- **Task to complete**
Report, word for word, every line of the material that contains "underline".

+ + + +

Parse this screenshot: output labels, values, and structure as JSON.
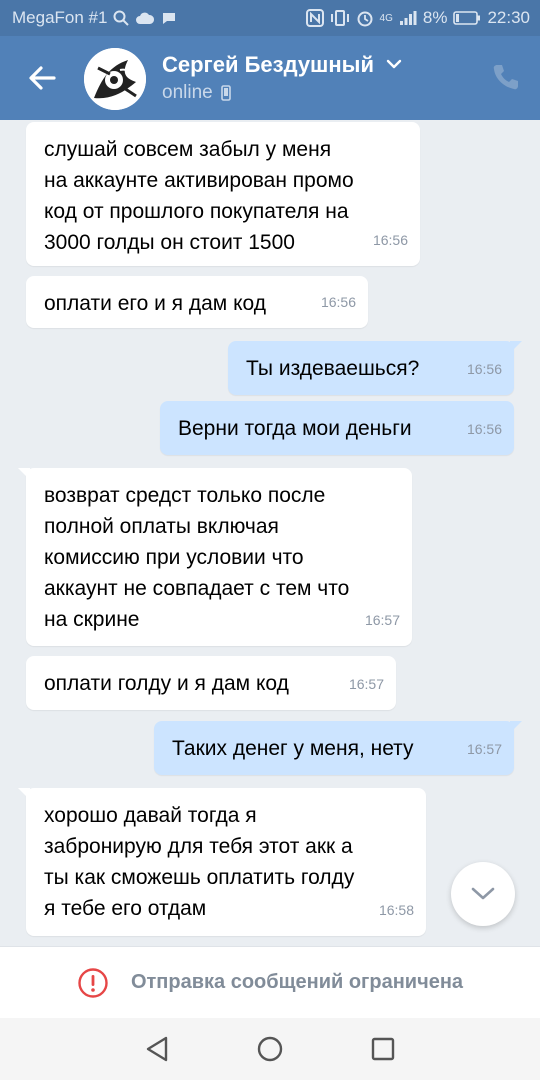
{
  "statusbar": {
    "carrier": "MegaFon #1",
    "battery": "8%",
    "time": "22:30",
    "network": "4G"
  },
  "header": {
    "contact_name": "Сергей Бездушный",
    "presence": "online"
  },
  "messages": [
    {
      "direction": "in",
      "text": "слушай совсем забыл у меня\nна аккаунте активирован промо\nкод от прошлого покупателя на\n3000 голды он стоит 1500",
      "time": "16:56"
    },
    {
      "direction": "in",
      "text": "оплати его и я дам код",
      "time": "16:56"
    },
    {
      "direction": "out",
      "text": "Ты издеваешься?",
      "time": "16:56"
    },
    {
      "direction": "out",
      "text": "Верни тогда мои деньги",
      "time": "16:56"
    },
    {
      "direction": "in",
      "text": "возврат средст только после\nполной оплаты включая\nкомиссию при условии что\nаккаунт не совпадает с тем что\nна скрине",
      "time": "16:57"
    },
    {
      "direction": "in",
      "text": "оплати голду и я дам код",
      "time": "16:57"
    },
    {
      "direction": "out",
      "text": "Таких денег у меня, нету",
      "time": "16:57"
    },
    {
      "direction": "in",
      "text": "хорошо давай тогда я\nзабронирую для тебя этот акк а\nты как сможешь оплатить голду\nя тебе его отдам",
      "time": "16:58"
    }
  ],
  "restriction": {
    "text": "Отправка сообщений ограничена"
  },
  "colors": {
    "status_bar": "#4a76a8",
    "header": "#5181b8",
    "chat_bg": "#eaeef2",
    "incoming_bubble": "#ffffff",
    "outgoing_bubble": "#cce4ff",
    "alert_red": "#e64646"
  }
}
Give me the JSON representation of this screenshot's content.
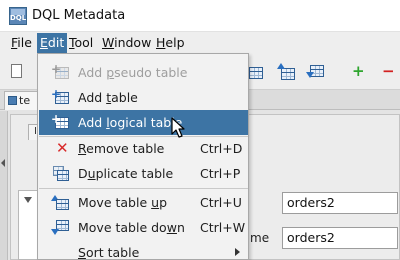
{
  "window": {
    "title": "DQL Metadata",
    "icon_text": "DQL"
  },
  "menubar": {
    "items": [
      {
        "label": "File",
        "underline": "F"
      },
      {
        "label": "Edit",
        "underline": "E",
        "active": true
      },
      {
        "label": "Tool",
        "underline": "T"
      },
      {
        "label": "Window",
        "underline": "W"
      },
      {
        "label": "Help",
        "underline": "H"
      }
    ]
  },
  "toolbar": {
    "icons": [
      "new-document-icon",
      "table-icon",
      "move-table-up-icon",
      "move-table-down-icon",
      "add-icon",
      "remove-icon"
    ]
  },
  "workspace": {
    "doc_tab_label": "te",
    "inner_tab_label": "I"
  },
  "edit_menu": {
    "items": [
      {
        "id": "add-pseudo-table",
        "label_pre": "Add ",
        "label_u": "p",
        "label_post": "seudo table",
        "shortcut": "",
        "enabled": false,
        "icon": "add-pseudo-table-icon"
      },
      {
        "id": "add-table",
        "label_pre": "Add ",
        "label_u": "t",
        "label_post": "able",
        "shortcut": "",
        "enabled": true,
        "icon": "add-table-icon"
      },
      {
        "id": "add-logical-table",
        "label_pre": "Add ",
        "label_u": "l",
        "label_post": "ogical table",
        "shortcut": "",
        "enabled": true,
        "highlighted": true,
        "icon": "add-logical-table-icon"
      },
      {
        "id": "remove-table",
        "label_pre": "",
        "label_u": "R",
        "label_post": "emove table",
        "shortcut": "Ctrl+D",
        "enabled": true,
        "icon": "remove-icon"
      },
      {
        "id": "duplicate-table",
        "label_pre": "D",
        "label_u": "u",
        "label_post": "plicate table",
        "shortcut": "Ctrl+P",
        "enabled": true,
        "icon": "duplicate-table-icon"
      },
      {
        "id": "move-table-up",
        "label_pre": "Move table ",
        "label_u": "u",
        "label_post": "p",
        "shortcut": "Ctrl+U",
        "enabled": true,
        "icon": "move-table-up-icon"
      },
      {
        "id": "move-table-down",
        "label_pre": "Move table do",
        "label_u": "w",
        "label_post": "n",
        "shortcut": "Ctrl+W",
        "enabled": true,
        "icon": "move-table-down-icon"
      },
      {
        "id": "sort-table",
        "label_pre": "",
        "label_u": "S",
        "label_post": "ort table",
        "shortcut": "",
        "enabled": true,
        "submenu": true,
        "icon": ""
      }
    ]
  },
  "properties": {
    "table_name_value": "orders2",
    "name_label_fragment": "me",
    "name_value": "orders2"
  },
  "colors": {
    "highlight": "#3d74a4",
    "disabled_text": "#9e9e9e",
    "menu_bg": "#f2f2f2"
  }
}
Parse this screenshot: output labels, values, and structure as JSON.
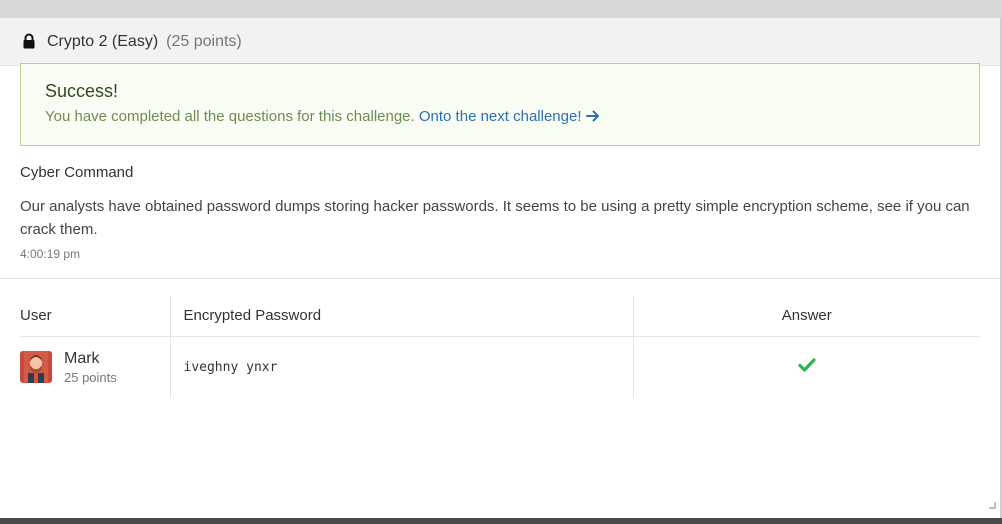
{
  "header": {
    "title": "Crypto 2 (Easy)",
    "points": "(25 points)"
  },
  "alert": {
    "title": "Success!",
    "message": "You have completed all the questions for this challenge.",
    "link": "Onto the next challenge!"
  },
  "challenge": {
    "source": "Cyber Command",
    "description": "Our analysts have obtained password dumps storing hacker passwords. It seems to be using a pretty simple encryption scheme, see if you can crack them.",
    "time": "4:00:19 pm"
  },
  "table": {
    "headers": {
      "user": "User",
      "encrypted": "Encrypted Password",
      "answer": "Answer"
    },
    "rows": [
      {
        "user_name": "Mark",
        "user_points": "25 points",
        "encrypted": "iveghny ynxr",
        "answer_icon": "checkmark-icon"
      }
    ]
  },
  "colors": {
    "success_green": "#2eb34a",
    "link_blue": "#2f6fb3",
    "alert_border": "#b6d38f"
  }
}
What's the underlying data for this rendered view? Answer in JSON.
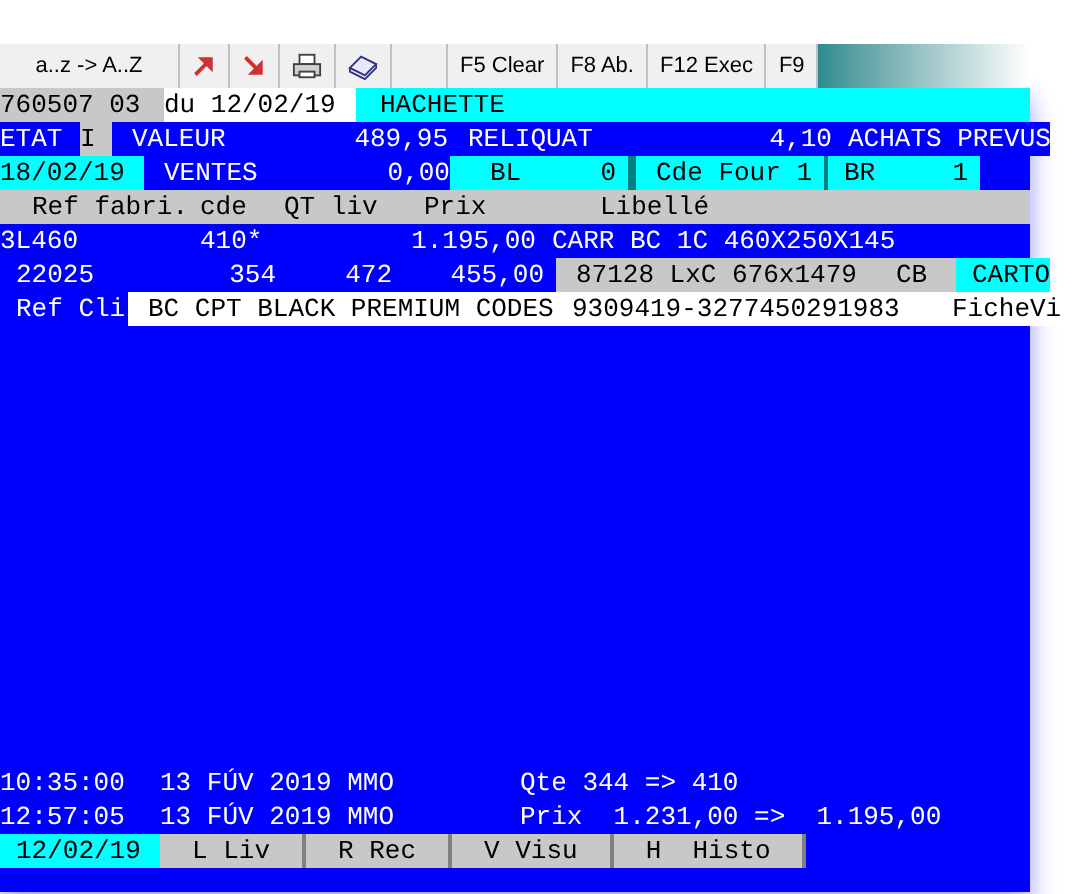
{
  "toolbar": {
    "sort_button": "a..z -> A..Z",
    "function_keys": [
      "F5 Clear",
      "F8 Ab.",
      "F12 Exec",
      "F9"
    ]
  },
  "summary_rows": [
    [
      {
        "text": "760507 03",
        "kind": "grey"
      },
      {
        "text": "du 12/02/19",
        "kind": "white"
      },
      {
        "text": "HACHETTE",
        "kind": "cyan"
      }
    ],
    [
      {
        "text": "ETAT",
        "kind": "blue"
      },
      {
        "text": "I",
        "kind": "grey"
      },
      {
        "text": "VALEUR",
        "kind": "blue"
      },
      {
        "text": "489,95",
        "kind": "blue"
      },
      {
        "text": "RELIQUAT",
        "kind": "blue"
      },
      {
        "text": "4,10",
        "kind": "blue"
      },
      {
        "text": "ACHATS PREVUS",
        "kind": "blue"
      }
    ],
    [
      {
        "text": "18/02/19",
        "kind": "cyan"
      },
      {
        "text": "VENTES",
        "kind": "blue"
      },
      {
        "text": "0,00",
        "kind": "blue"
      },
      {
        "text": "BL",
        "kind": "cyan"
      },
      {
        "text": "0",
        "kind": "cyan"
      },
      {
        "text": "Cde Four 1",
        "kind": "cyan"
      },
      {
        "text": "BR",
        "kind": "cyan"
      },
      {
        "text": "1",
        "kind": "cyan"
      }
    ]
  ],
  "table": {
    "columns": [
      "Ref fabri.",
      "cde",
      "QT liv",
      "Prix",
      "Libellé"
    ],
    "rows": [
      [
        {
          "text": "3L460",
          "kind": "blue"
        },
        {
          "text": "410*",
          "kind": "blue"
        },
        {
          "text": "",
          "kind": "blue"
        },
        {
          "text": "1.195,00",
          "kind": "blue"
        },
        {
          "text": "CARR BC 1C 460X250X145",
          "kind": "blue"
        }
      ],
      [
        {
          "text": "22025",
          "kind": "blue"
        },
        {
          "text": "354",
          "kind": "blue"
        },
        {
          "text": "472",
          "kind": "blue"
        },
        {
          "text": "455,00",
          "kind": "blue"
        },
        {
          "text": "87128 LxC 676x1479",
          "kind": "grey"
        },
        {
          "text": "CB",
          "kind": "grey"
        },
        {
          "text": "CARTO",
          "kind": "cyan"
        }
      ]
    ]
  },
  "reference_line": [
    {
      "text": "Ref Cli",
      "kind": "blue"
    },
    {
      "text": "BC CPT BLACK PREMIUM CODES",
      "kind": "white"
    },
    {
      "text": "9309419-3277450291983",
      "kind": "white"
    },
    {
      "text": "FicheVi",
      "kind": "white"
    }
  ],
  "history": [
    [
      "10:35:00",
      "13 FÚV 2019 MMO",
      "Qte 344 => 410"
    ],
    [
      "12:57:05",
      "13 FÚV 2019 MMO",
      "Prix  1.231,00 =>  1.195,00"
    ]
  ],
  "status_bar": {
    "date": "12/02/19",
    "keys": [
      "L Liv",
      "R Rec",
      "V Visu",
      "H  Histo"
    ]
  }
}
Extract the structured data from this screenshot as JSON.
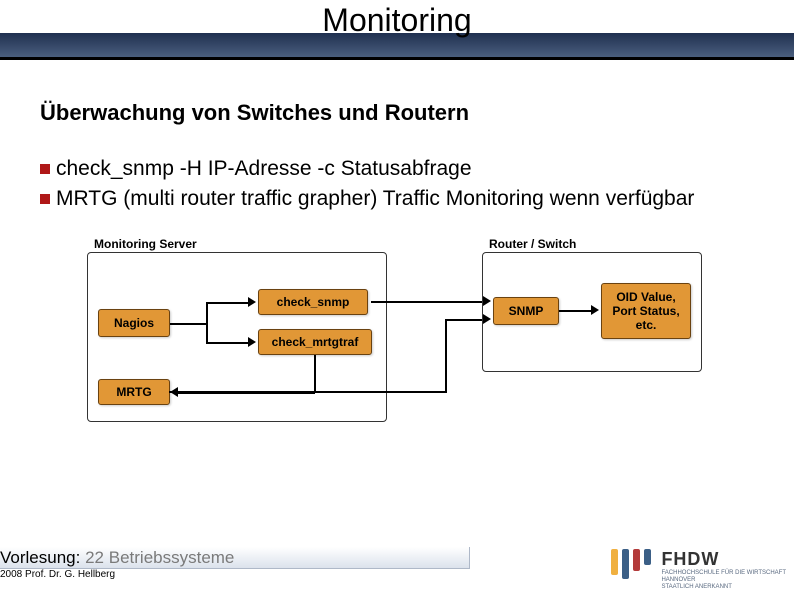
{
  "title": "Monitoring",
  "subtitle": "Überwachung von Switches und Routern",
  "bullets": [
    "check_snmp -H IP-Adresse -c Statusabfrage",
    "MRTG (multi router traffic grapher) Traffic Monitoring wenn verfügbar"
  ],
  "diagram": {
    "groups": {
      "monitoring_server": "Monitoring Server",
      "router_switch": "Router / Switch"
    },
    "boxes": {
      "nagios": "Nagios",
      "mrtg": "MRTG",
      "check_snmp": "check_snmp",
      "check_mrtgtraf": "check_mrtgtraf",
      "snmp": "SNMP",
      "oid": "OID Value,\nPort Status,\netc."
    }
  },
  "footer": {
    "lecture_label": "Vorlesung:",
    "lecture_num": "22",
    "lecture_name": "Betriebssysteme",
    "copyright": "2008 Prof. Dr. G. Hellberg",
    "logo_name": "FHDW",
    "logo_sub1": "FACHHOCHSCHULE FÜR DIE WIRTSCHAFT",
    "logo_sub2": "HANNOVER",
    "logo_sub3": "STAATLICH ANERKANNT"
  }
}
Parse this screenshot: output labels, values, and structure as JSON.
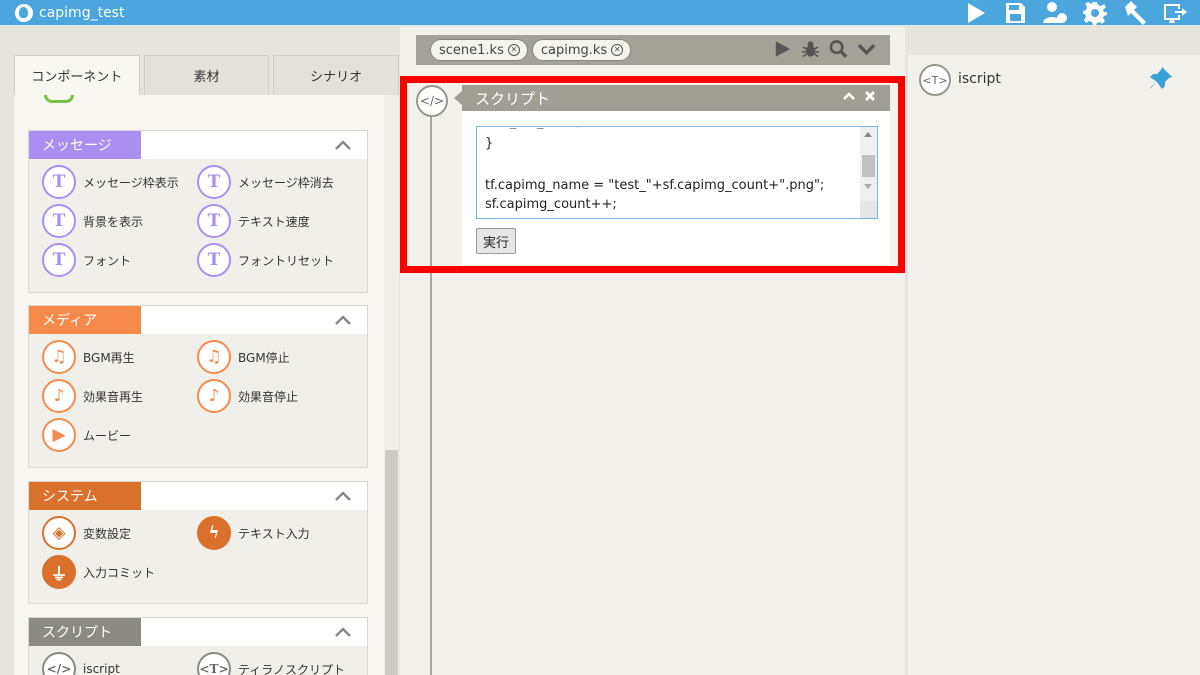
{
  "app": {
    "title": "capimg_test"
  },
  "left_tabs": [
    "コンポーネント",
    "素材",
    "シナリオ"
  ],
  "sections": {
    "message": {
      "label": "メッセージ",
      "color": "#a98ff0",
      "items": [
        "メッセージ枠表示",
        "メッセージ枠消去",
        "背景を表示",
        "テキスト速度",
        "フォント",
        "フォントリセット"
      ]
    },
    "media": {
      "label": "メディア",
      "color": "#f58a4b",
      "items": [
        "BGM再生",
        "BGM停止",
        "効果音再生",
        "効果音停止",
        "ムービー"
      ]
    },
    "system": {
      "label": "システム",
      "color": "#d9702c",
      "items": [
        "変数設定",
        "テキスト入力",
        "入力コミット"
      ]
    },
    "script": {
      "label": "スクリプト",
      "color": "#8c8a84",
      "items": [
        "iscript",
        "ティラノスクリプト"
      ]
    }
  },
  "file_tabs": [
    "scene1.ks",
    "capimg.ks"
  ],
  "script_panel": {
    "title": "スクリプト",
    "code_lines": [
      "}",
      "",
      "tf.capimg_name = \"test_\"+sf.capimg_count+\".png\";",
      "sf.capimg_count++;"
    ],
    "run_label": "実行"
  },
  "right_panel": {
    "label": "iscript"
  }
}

+ + + +

- **Task answer**
        "underline": "F"
        "underline": "E",
        "underline": "T"
        "underline": "W"
        "underline": "H"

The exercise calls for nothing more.